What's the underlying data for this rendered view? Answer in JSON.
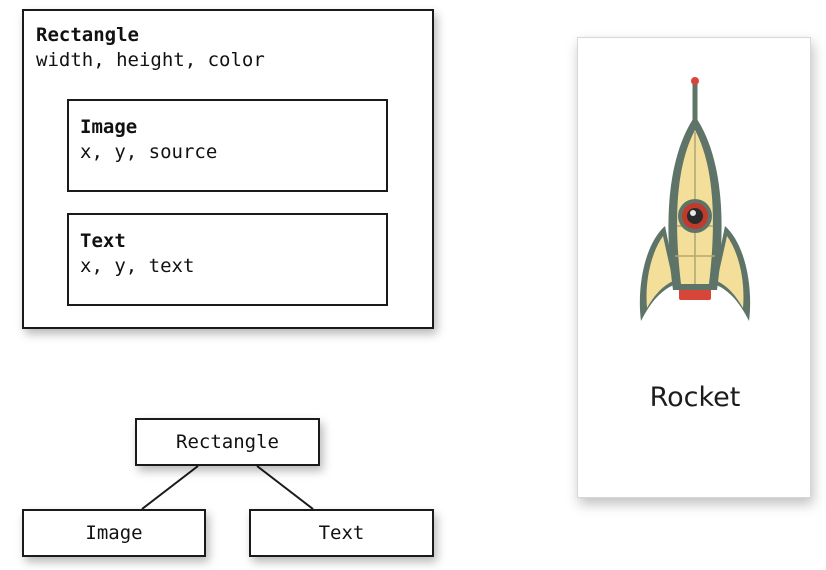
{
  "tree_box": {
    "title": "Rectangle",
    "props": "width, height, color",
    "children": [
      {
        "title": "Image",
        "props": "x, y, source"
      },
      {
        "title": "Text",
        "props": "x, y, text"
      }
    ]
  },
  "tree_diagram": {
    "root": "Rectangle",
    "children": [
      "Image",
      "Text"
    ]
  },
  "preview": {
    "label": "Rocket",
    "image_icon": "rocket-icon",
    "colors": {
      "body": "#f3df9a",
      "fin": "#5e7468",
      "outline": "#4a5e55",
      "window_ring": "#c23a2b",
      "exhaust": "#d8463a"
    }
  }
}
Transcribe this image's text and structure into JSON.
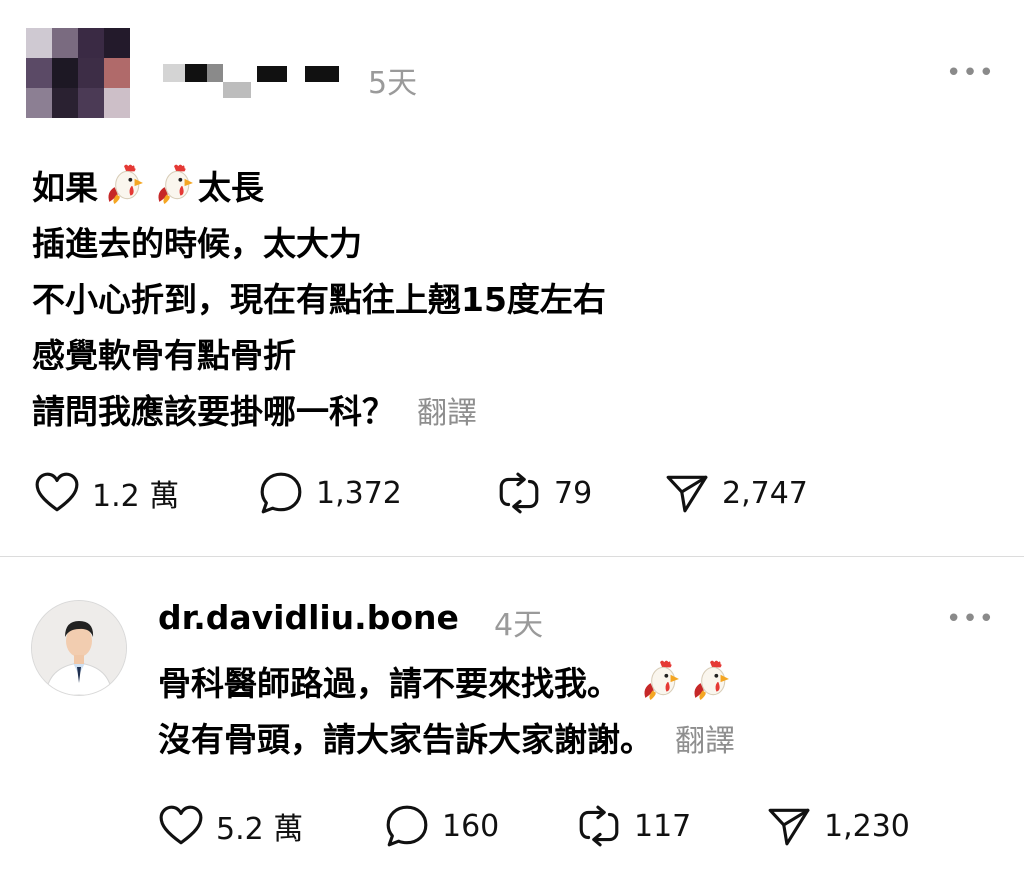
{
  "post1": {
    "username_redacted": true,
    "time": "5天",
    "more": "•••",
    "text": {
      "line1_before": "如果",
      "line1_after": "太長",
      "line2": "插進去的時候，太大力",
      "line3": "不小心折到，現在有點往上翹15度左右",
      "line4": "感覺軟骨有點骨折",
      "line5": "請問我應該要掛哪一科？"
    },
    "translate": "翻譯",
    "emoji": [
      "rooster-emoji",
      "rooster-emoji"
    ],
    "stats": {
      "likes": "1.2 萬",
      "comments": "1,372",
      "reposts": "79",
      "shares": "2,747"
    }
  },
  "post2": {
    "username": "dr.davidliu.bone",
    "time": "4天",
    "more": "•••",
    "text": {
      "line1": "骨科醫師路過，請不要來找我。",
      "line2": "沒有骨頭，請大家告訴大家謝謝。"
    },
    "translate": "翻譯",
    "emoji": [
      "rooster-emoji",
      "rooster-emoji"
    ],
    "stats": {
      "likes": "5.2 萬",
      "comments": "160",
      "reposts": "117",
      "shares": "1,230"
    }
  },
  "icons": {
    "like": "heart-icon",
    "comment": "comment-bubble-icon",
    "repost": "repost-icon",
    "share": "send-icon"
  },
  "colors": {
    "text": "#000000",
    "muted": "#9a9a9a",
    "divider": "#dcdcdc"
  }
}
┄┄┄┄┄┄┄┄┄┄
What you need to do: Retype all entries exactly as they appear, dropping the images.

Completed exercise:
What's the underlying data for this rendered view? Answer in JSON.
{
  "tree_box": {
    "title": "Rectangle",
    "props": "width, height, color",
    "children": [
      {
        "title": "Image",
        "props": "x, y, source"
      },
      {
        "title": "Text",
        "props": "x, y, text"
      }
    ]
  },
  "tree_diagram": {
    "root": "Rectangle",
    "children": [
      "Image",
      "Text"
    ]
  },
  "preview": {
    "label": "Rocket",
    "image_icon": "rocket-icon",
    "colors": {
      "body": "#f3df9a",
      "fin": "#5e7468",
      "outline": "#4a5e55",
      "window_ring": "#c23a2b",
      "exhaust": "#d8463a"
    }
  }
}
Transcribe this image's text and structure into JSON.
{
  "post1": {
    "username_redacted": true,
    "time": "5天",
    "more": "•••",
    "text": {
      "line1_before": "如果",
      "line1_after": "太長",
      "line2": "插進去的時候，太大力",
      "line3": "不小心折到，現在有點往上翹15度左右",
      "line4": "感覺軟骨有點骨折",
      "line5": "請問我應該要掛哪一科？"
    },
    "translate": "翻譯",
    "emoji": [
      "rooster-emoji",
      "rooster-emoji"
    ],
    "stats": {
      "likes": "1.2 萬",
      "comments": "1,372",
      "reposts": "79",
      "shares": "2,747"
    }
  },
  "post2": {
    "username": "dr.davidliu.bone",
    "time": "4天",
    "more": "•••",
    "text": {
      "line1": "骨科醫師路過，請不要來找我。",
      "line2": "沒有骨頭，請大家告訴大家謝謝。"
    },
    "translate": "翻譯",
    "emoji": [
      "rooster-emoji",
      "rooster-emoji"
    ],
    "stats": {
      "likes": "5.2 萬",
      "comments": "160",
      "reposts": "117",
      "shares": "1,230"
    }
  },
  "icons": {
    "like": "heart-icon",
    "comment": "comment-bubble-icon",
    "repost": "repost-icon",
    "share": "send-icon"
  },
  "colors": {
    "text": "#000000",
    "muted": "#9a9a9a",
    "divider": "#dcdcdc"
  }
}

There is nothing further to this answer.